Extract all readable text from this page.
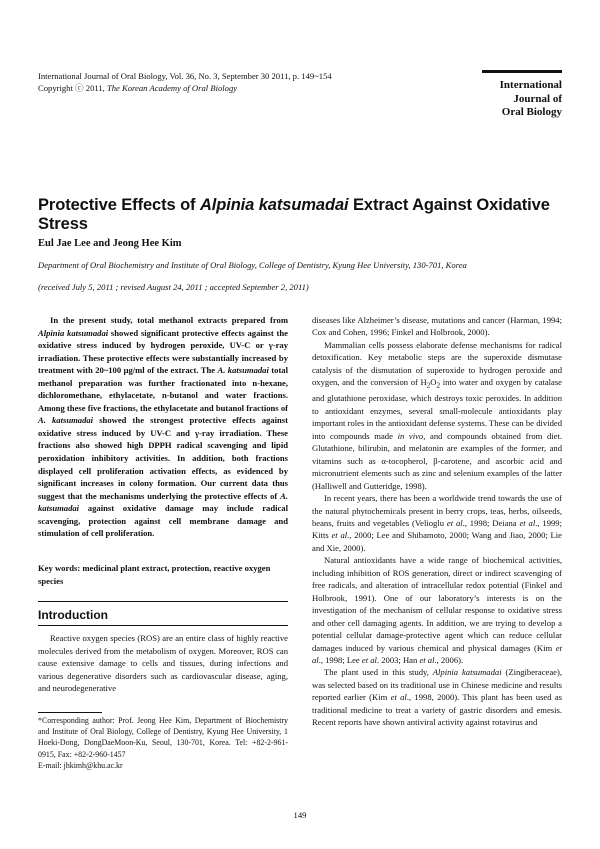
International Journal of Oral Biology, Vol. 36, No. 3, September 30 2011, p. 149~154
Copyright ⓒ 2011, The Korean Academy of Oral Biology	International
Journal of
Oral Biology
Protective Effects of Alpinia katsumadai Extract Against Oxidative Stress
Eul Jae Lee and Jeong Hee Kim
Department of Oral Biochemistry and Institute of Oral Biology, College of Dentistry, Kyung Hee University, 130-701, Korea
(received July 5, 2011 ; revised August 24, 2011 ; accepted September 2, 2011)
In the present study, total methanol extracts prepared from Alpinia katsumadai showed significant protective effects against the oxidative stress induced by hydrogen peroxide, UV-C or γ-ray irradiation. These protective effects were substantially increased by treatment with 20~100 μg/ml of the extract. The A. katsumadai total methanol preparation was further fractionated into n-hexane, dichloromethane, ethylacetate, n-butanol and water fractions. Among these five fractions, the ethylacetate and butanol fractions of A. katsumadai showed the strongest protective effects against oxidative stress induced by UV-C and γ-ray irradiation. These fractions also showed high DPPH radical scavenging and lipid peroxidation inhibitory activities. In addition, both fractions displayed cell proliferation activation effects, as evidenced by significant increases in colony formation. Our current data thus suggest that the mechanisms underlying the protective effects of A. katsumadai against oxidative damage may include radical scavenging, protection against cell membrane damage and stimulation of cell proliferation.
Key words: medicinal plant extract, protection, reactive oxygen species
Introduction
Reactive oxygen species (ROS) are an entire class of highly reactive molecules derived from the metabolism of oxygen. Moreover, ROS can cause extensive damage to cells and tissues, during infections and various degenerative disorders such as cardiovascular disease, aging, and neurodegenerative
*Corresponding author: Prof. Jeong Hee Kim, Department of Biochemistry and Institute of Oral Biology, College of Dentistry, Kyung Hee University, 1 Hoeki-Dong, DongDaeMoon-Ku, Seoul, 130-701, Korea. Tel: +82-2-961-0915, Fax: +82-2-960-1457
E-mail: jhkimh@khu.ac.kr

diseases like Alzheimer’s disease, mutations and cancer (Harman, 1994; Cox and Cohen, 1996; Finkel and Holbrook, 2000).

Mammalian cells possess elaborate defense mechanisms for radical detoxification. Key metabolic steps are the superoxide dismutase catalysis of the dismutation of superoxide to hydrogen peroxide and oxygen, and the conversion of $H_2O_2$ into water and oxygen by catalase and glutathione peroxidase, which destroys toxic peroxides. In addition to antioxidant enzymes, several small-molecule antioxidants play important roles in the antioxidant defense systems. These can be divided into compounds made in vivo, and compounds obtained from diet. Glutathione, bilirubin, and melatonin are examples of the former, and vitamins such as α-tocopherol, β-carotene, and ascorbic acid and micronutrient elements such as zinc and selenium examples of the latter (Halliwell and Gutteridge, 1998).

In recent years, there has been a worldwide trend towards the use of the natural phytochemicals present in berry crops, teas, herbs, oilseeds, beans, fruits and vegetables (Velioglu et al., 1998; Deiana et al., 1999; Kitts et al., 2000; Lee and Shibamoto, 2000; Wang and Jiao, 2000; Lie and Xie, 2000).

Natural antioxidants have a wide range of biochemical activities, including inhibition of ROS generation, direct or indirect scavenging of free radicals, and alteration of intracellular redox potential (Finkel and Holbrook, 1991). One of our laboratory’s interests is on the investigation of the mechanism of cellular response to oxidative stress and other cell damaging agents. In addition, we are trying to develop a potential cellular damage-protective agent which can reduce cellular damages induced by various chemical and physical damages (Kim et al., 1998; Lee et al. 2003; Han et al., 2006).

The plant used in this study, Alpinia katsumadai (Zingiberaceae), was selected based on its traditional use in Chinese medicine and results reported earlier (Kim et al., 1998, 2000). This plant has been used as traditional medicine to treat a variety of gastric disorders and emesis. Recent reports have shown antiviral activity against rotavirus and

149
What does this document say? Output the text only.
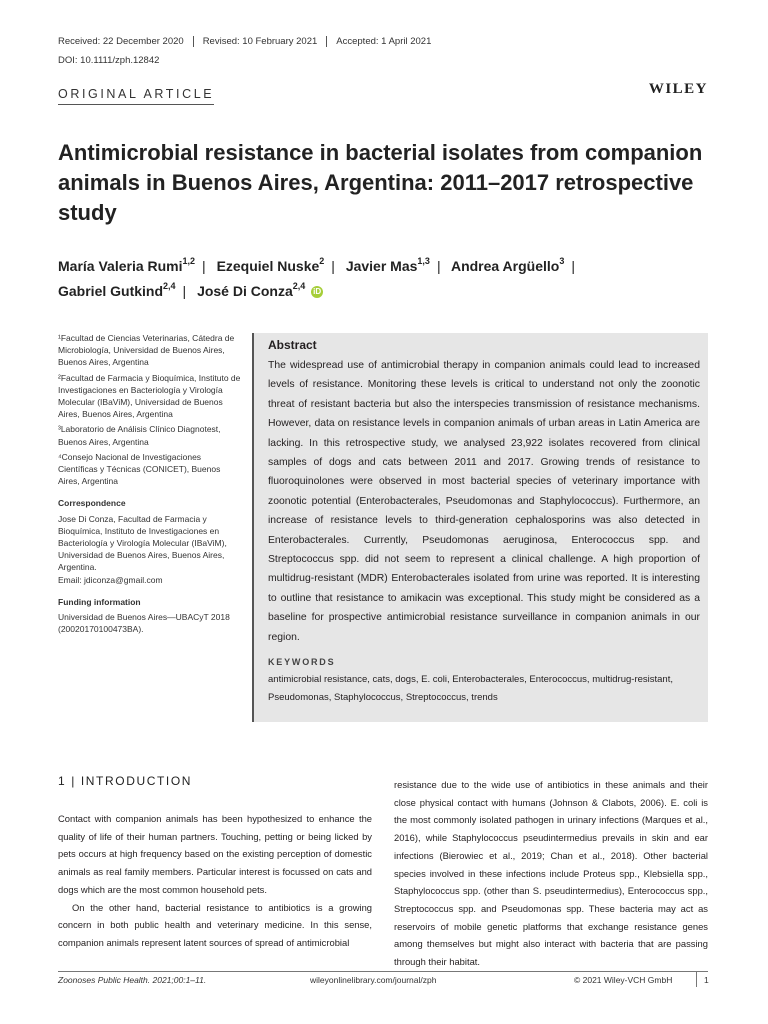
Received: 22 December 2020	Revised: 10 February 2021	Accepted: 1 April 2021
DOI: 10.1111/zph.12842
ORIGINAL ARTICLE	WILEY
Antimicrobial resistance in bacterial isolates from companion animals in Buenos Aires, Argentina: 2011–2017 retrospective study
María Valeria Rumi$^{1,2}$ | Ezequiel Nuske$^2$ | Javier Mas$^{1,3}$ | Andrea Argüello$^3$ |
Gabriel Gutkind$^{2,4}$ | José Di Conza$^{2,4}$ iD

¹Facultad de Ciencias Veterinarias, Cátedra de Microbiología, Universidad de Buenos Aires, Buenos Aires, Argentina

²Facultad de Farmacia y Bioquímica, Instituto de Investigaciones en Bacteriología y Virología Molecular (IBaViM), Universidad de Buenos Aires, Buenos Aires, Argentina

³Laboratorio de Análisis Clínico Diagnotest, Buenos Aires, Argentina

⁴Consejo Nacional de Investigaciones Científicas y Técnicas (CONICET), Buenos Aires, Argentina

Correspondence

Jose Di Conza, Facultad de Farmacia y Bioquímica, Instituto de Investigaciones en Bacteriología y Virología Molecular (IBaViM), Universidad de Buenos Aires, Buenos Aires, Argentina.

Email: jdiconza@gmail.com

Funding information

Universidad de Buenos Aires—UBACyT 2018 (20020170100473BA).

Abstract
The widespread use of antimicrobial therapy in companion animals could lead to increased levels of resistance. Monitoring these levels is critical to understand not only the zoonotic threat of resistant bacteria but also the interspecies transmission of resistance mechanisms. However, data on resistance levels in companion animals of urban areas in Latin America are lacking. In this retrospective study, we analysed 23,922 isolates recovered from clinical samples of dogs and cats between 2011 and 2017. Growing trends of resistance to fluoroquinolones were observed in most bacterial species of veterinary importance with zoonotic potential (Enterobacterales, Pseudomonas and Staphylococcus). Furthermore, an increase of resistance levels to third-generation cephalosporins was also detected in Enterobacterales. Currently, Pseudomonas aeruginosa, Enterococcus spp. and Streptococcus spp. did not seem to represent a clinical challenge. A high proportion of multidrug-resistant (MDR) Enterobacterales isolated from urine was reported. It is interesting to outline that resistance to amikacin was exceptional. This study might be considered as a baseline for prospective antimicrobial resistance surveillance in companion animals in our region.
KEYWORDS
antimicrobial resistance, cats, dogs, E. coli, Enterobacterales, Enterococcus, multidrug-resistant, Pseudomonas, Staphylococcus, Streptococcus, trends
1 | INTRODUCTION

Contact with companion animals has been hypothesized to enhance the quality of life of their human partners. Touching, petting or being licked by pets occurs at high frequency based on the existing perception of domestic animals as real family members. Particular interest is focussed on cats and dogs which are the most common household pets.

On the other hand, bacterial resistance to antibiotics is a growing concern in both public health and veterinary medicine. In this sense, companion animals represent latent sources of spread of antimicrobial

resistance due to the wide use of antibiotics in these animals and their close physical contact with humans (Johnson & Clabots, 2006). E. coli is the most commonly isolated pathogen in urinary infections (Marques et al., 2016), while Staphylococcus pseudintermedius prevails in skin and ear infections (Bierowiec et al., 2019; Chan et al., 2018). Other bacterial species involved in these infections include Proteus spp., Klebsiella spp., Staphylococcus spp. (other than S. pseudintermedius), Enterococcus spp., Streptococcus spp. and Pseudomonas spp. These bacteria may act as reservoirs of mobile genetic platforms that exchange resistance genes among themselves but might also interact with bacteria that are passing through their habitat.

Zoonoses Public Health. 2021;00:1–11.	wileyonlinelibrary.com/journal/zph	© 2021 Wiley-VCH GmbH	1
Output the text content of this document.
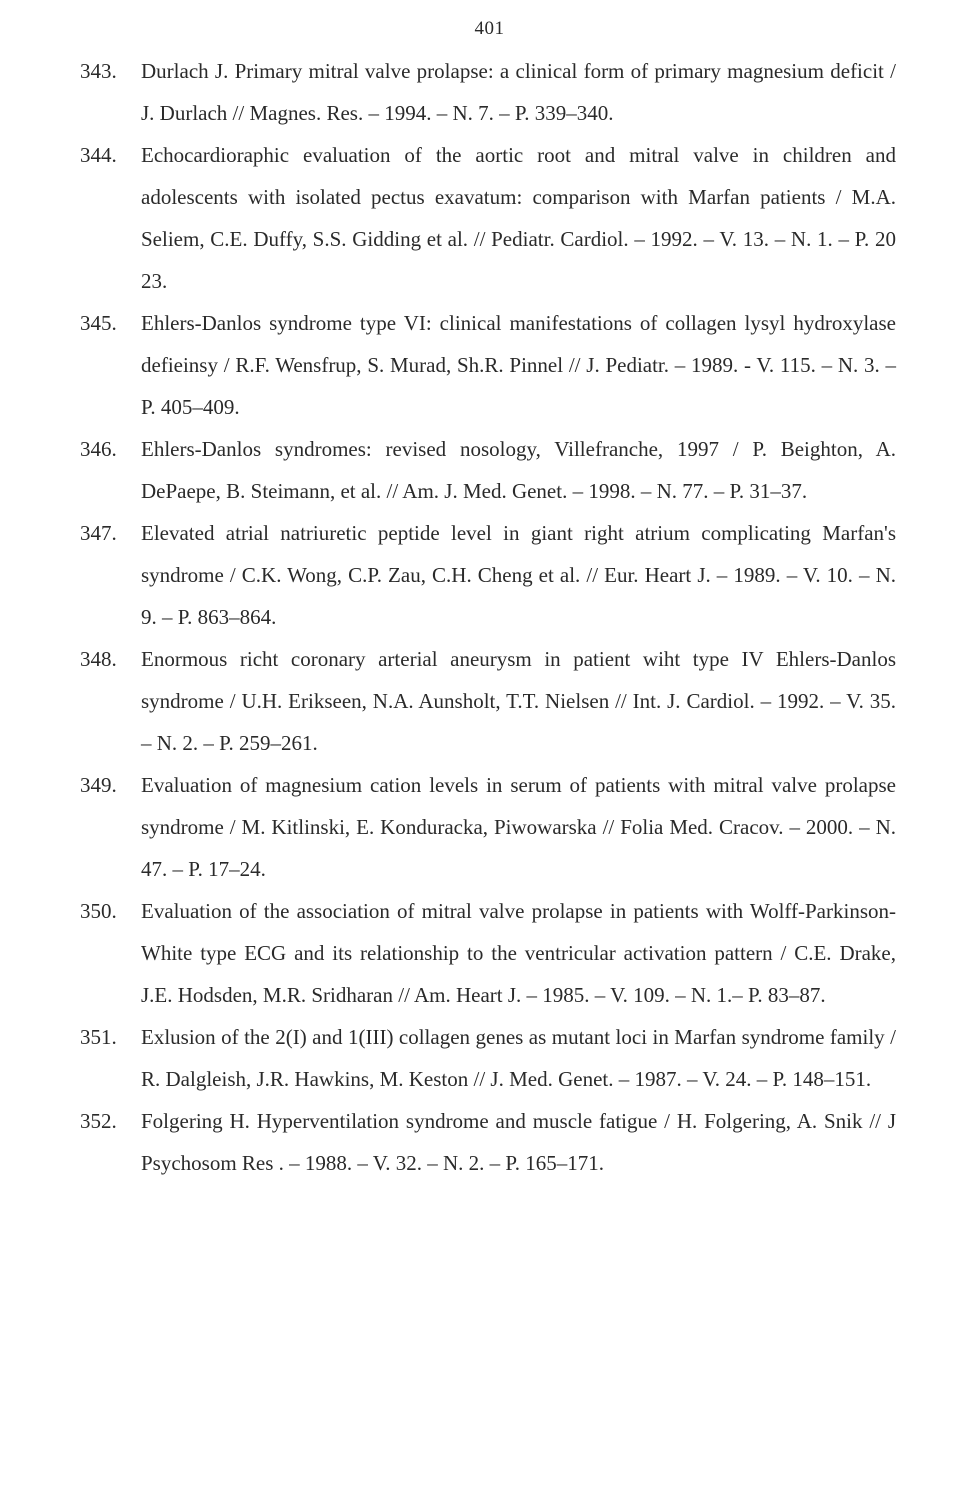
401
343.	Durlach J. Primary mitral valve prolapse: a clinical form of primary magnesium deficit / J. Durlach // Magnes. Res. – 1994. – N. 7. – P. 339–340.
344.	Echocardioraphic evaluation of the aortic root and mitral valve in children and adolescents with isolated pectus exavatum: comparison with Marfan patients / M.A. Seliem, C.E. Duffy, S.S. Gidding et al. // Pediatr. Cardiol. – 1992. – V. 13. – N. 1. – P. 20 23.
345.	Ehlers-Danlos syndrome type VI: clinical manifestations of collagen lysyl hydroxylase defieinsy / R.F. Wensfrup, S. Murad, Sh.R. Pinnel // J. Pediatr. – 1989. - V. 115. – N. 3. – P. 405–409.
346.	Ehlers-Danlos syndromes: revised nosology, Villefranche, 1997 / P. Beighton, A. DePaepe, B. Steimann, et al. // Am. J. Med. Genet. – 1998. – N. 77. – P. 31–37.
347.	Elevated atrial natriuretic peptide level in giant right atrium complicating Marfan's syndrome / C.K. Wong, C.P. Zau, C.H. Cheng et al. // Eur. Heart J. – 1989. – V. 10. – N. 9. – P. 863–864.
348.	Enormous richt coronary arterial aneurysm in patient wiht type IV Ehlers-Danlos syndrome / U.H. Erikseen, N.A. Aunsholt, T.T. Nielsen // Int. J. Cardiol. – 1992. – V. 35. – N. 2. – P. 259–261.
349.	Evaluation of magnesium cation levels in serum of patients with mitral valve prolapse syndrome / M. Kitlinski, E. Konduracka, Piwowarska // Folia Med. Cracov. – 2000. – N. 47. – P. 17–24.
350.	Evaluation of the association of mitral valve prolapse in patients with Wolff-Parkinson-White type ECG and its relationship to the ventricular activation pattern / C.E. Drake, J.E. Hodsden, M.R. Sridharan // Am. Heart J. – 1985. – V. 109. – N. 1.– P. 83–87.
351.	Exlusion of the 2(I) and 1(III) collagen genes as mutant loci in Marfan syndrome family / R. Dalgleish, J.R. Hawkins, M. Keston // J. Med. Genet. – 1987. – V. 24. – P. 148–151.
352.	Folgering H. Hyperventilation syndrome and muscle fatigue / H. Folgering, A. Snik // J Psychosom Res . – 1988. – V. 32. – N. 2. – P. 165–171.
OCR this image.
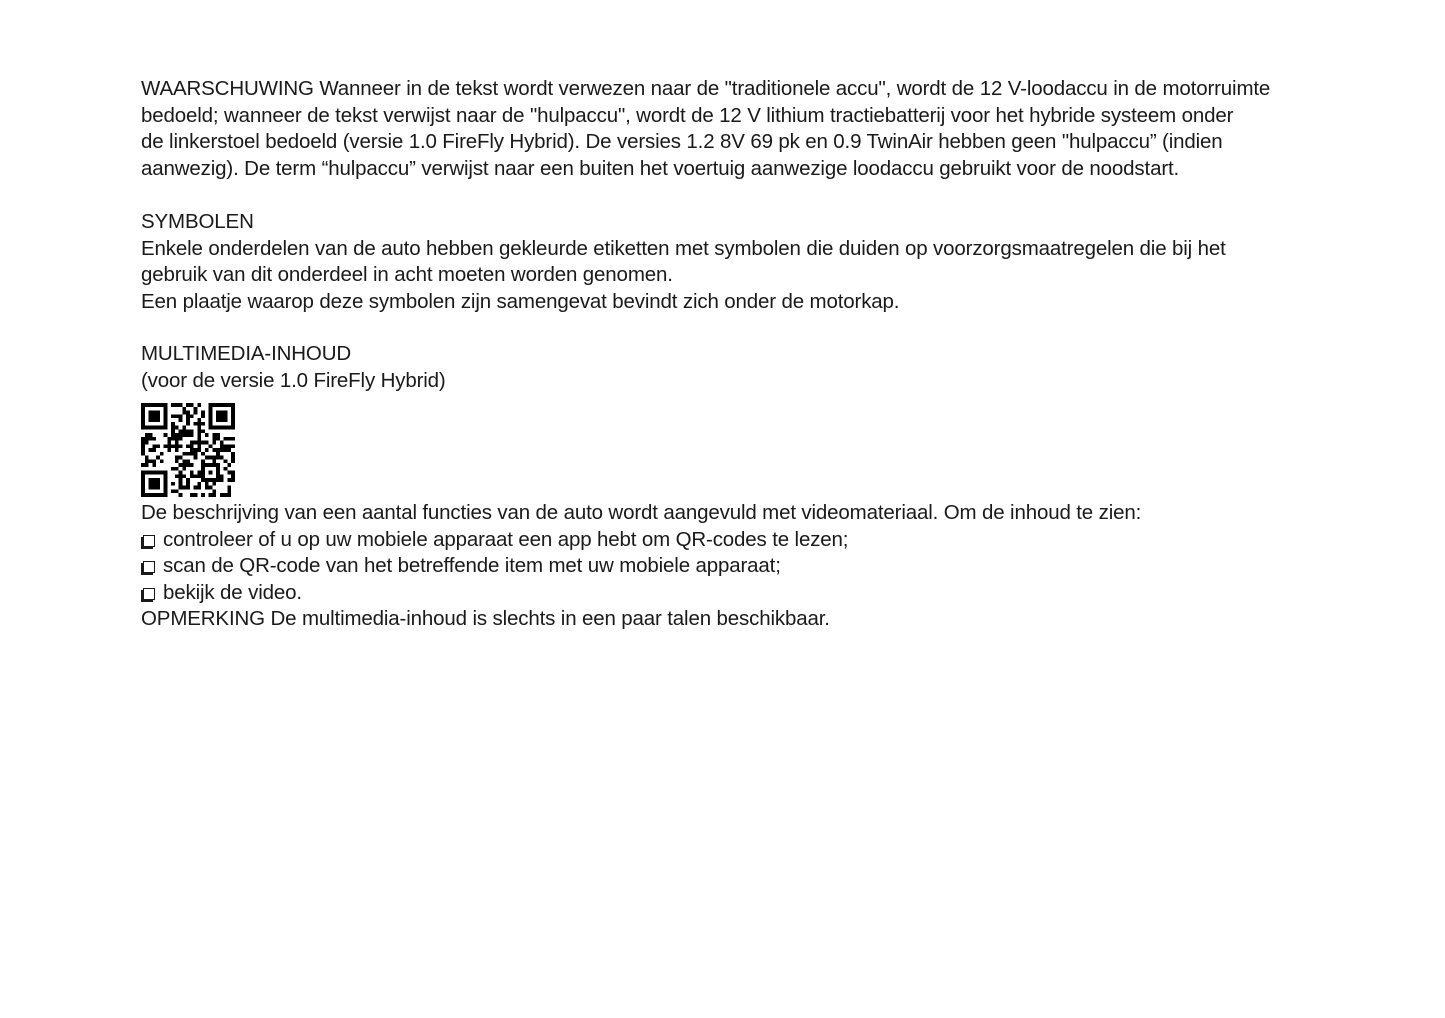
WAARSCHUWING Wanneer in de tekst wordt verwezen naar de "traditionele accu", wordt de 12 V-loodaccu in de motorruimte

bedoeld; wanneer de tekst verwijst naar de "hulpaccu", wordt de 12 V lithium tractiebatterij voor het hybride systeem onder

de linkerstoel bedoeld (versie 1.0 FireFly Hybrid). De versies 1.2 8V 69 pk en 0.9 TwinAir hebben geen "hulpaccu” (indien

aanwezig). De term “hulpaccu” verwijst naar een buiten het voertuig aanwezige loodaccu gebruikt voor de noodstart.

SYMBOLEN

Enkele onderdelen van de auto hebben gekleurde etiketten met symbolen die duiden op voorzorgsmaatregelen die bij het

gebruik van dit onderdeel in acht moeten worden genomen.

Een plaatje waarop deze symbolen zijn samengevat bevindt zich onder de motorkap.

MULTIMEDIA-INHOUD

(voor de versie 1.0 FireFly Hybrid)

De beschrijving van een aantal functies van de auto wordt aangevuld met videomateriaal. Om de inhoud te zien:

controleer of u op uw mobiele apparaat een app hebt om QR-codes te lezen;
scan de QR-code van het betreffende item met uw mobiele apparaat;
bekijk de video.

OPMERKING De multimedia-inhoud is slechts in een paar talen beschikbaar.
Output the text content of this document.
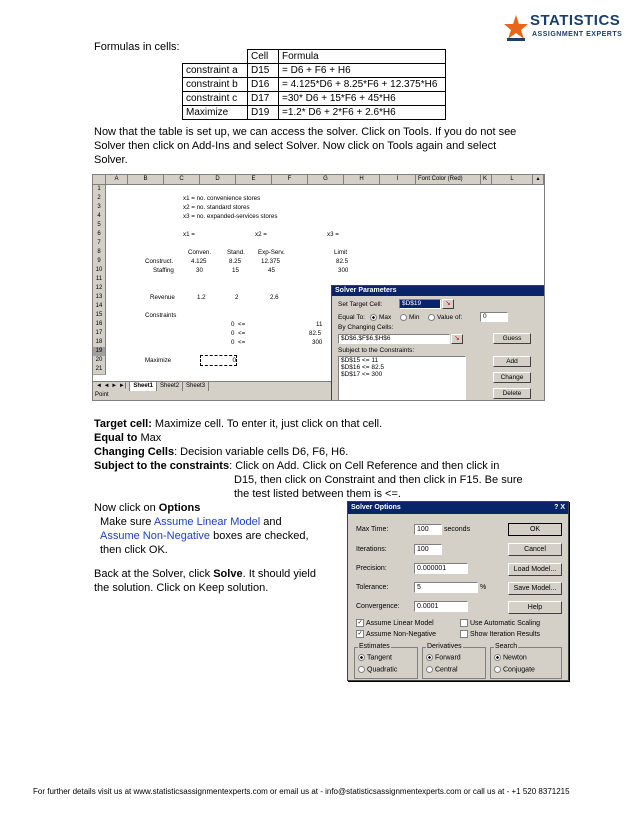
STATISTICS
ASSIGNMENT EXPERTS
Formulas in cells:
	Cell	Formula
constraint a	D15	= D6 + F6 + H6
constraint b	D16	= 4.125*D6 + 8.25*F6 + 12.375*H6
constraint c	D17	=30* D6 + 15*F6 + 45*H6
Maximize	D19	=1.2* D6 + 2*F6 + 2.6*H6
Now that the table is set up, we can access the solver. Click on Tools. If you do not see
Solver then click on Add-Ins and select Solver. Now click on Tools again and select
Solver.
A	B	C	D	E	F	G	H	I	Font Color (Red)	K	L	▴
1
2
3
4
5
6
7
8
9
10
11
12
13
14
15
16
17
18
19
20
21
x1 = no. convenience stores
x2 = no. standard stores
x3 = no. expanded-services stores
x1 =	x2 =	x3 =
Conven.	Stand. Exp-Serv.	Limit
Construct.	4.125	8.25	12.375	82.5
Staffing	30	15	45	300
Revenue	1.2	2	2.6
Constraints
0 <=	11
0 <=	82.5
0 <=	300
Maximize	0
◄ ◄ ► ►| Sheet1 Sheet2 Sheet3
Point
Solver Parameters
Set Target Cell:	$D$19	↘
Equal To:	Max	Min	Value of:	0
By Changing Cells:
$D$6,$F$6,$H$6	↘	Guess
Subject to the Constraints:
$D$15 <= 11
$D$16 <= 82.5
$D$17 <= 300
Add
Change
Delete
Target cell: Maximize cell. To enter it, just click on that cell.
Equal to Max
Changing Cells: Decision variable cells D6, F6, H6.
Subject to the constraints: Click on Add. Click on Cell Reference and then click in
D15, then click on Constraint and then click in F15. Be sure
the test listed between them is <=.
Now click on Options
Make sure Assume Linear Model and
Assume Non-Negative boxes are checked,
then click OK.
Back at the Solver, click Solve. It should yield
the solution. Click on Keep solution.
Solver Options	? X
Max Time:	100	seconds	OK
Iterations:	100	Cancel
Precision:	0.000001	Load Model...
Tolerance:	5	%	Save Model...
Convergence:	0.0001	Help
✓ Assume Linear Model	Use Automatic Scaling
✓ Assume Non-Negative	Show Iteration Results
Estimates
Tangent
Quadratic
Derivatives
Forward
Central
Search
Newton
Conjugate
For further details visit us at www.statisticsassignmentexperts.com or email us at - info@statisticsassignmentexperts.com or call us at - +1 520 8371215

····················

### EXERCISE DIRECTIONS
Select and copy every line of the listing with the word "hebben".

### EXPECTED OUTPUT
de linkerstoel bedoeld (versie 1.0 FireFly Hybrid). De versies 1.2 8V 69 pk en 0.9 TwinAir hebben geen "hulpaccu” (indien
Enkele onderdelen van de auto hebben gekleurde etiketten met symbolen die duiden op voorzorgsmaatregelen die bij het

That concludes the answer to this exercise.